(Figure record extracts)
-- start --

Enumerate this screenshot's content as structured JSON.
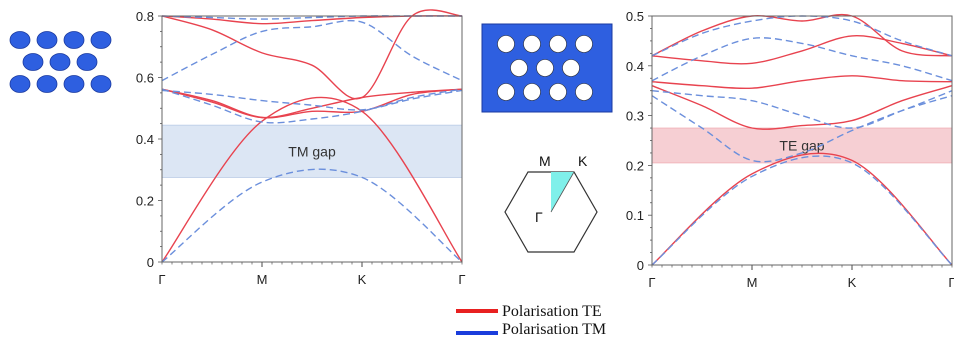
{
  "chart_data": [
    {
      "type": "line",
      "name": "TM gap band diagram",
      "x_ticks": [
        "Γ",
        "M",
        "K",
        "Γ"
      ],
      "y_ticks": [
        "0",
        "0.2",
        "0.4",
        "0.6",
        "0.8"
      ],
      "ylim": [
        0,
        0.8
      ],
      "grid": false,
      "gap": {
        "label": "TM gap",
        "from": 0.275,
        "to": 0.445,
        "color": "#dce6f4"
      },
      "x_knots": [
        0,
        1,
        2,
        3
      ],
      "series": [
        {
          "pol": "TE",
          "style": "solid",
          "color": "#e8434f",
          "points": [
            [
              0,
              0
            ],
            [
              1,
              0.458
            ],
            [
              2,
              0.49
            ],
            [
              3,
              0
            ]
          ]
        },
        {
          "pol": "TE",
          "style": "solid",
          "color": "#e8434f",
          "points": [
            [
              0,
              0.562
            ],
            [
              0.5,
              0.525
            ],
            [
              1,
              0.47
            ],
            [
              1.5,
              0.49
            ],
            [
              2,
              0.49
            ],
            [
              2.5,
              0.545
            ],
            [
              3,
              0.562
            ]
          ]
        },
        {
          "pol": "TE",
          "style": "solid",
          "color": "#e8434f",
          "points": [
            [
              0,
              0.562
            ],
            [
              0.5,
              0.52
            ],
            [
              1,
              0.47
            ],
            [
              1.5,
              0.5
            ],
            [
              2,
              0.535
            ],
            [
              2.5,
              0.552
            ],
            [
              3,
              0.562
            ]
          ]
        },
        {
          "pol": "TE",
          "style": "solid",
          "color": "#e8434f",
          "points": [
            [
              0,
              0.8
            ],
            [
              0.5,
              0.755
            ],
            [
              1,
              0.68
            ],
            [
              1.5,
              0.64
            ],
            [
              2,
              0.535
            ],
            [
              2.5,
              0.8
            ],
            [
              3,
              0.8
            ]
          ]
        },
        {
          "pol": "TE",
          "style": "solid",
          "color": "#e8434f",
          "points": [
            [
              0,
              0.8
            ],
            [
              0.5,
              0.79
            ],
            [
              1,
              0.775
            ],
            [
              1.5,
              0.785
            ],
            [
              2,
              0.795
            ],
            [
              2.5,
              0.8
            ],
            [
              3,
              0.8
            ]
          ]
        },
        {
          "pol": "TM",
          "style": "dashed",
          "color": "#6b8fdc",
          "points": [
            [
              0,
              0
            ],
            [
              1,
              0.26
            ],
            [
              2,
              0.275
            ],
            [
              3,
              0
            ]
          ]
        },
        {
          "pol": "TM",
          "style": "dashed",
          "color": "#6b8fdc",
          "points": [
            [
              0,
              0.562
            ],
            [
              0.5,
              0.51
            ],
            [
              1,
              0.455
            ],
            [
              1.5,
              0.465
            ],
            [
              2,
              0.49
            ],
            [
              2.5,
              0.535
            ],
            [
              3,
              0.562
            ]
          ]
        },
        {
          "pol": "TM",
          "style": "dashed",
          "color": "#6b8fdc",
          "points": [
            [
              0,
              0.558
            ],
            [
              0.5,
              0.545
            ],
            [
              1,
              0.525
            ],
            [
              1.5,
              0.51
            ],
            [
              2,
              0.495
            ],
            [
              2.5,
              0.53
            ],
            [
              3,
              0.558
            ]
          ]
        },
        {
          "pol": "TM",
          "style": "dashed",
          "color": "#6b8fdc",
          "points": [
            [
              0,
              0.59
            ],
            [
              0.5,
              0.675
            ],
            [
              1,
              0.75
            ],
            [
              1.5,
              0.765
            ],
            [
              2,
              0.78
            ],
            [
              2.5,
              0.67
            ],
            [
              3,
              0.59
            ]
          ]
        },
        {
          "pol": "TM",
          "style": "dashed",
          "color": "#6b8fdc",
          "points": [
            [
              0,
              0.8
            ],
            [
              0.5,
              0.795
            ],
            [
              1,
              0.79
            ],
            [
              1.5,
              0.795
            ],
            [
              2,
              0.8
            ],
            [
              2.5,
              0.8
            ],
            [
              3,
              0.8
            ]
          ]
        }
      ]
    },
    {
      "type": "line",
      "name": "TE gap band diagram",
      "x_ticks": [
        "Γ",
        "M",
        "K",
        "Γ"
      ],
      "y_ticks": [
        "0",
        "0.1",
        "0.2",
        "0.3",
        "0.4",
        "0.5"
      ],
      "ylim": [
        0,
        0.5
      ],
      "grid": false,
      "gap": {
        "label": "TE gap",
        "from": 0.205,
        "to": 0.275,
        "color": "#f6cfd3"
      },
      "x_knots": [
        0,
        1,
        2,
        3
      ],
      "series": [
        {
          "pol": "TE",
          "style": "solid",
          "color": "#e8434f",
          "points": [
            [
              0,
              0
            ],
            [
              1,
              0.183
            ],
            [
              2,
              0.21
            ],
            [
              3,
              0
            ]
          ]
        },
        {
          "pol": "TE",
          "style": "solid",
          "color": "#e8434f",
          "points": [
            [
              0,
              0.36
            ],
            [
              0.5,
              0.32
            ],
            [
              1,
              0.275
            ],
            [
              1.5,
              0.28
            ],
            [
              2,
              0.29
            ],
            [
              2.5,
              0.33
            ],
            [
              3,
              0.36
            ]
          ]
        },
        {
          "pol": "TE",
          "style": "solid",
          "color": "#e8434f",
          "points": [
            [
              0,
              0.368
            ],
            [
              0.5,
              0.36
            ],
            [
              1,
              0.355
            ],
            [
              1.5,
              0.37
            ],
            [
              2,
              0.38
            ],
            [
              2.5,
              0.37
            ],
            [
              3,
              0.368
            ]
          ]
        },
        {
          "pol": "TE",
          "style": "solid",
          "color": "#e8434f",
          "points": [
            [
              0,
              0.42
            ],
            [
              0.5,
              0.41
            ],
            [
              1,
              0.405
            ],
            [
              1.5,
              0.43
            ],
            [
              2,
              0.46
            ],
            [
              2.5,
              0.445
            ],
            [
              3,
              0.42
            ]
          ]
        },
        {
          "pol": "TE",
          "style": "solid",
          "color": "#e8434f",
          "points": [
            [
              0,
              0.42
            ],
            [
              0.5,
              0.47
            ],
            [
              1,
              0.5
            ],
            [
              1.5,
              0.49
            ],
            [
              2,
              0.5
            ],
            [
              2.5,
              0.43
            ],
            [
              3,
              0.42
            ]
          ]
        },
        {
          "pol": "TM",
          "style": "dashed",
          "color": "#6b8fdc",
          "points": [
            [
              0,
              0
            ],
            [
              1,
              0.178
            ],
            [
              2,
              0.205
            ],
            [
              3,
              0
            ]
          ]
        },
        {
          "pol": "TM",
          "style": "dashed",
          "color": "#6b8fdc",
          "points": [
            [
              0,
              0.34
            ],
            [
              0.5,
              0.275
            ],
            [
              1,
              0.21
            ],
            [
              1.5,
              0.225
            ],
            [
              2,
              0.27
            ],
            [
              2.5,
              0.31
            ],
            [
              3,
              0.34
            ]
          ]
        },
        {
          "pol": "TM",
          "style": "dashed",
          "color": "#6b8fdc",
          "points": [
            [
              0,
              0.35
            ],
            [
              0.5,
              0.34
            ],
            [
              1,
              0.33
            ],
            [
              1.5,
              0.3
            ],
            [
              2,
              0.275
            ],
            [
              2.5,
              0.31
            ],
            [
              3,
              0.35
            ]
          ]
        },
        {
          "pol": "TM",
          "style": "dashed",
          "color": "#6b8fdc",
          "points": [
            [
              0,
              0.37
            ],
            [
              0.5,
              0.42
            ],
            [
              1,
              0.455
            ],
            [
              1.5,
              0.445
            ],
            [
              2,
              0.42
            ],
            [
              2.5,
              0.4
            ],
            [
              3,
              0.37
            ]
          ]
        },
        {
          "pol": "TM",
          "style": "dashed",
          "color": "#6b8fdc",
          "points": [
            [
              0,
              0.42
            ],
            [
              0.5,
              0.465
            ],
            [
              1,
              0.49
            ],
            [
              1.5,
              0.5
            ],
            [
              2,
              0.49
            ],
            [
              2.5,
              0.45
            ],
            [
              3,
              0.42
            ]
          ]
        }
      ]
    }
  ],
  "brillouin_zone": {
    "labels": [
      "M",
      "K",
      "Γ"
    ],
    "wedge_color": "#7ff0ea"
  },
  "lattice": {
    "rod_color": "#2e5fe0",
    "slab_color": "#2e5fe0",
    "hole_color": "#ffffff"
  },
  "legend": [
    {
      "label": "Polarisation TE",
      "color": "#e82020"
    },
    {
      "label": "Polarisation TM",
      "color": "#1a3ddc"
    }
  ]
}
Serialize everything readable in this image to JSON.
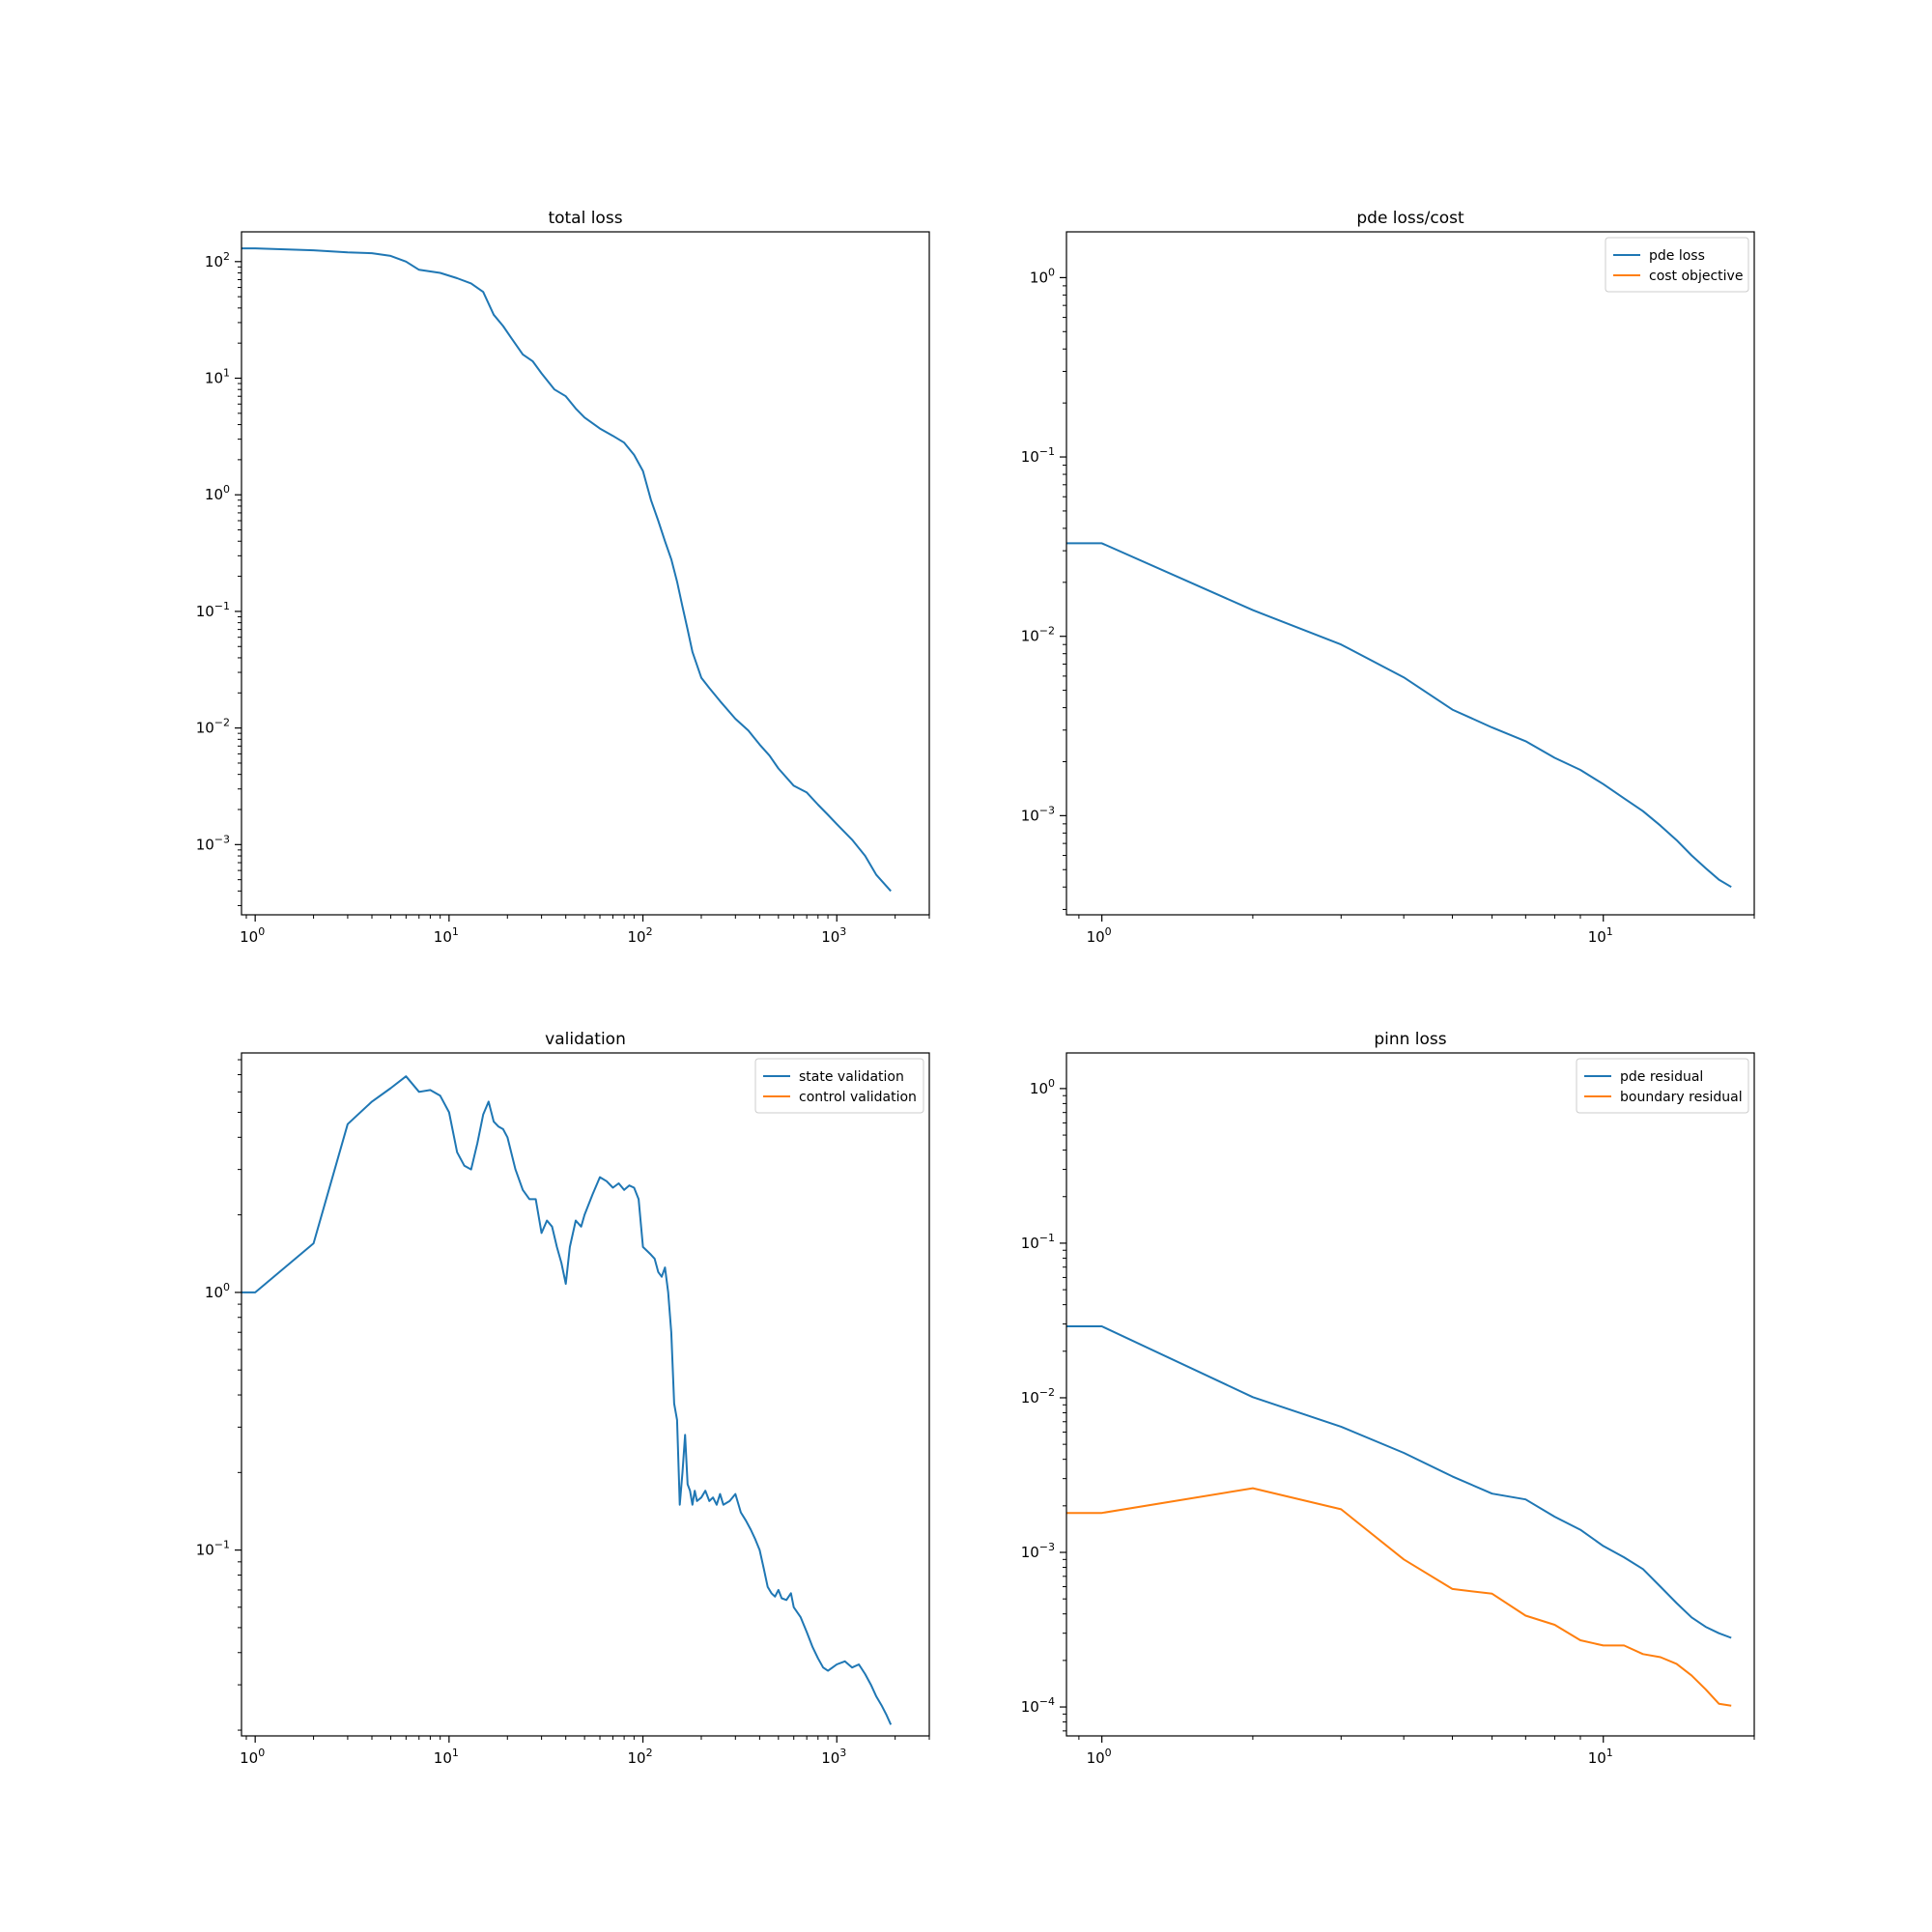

-- end --

## [Stated goal]
Copy out each line in the listing that has the word "diagram".

## [Reply]
      "name": "TM gap band diagram",
      "name": "TE gap band diagram",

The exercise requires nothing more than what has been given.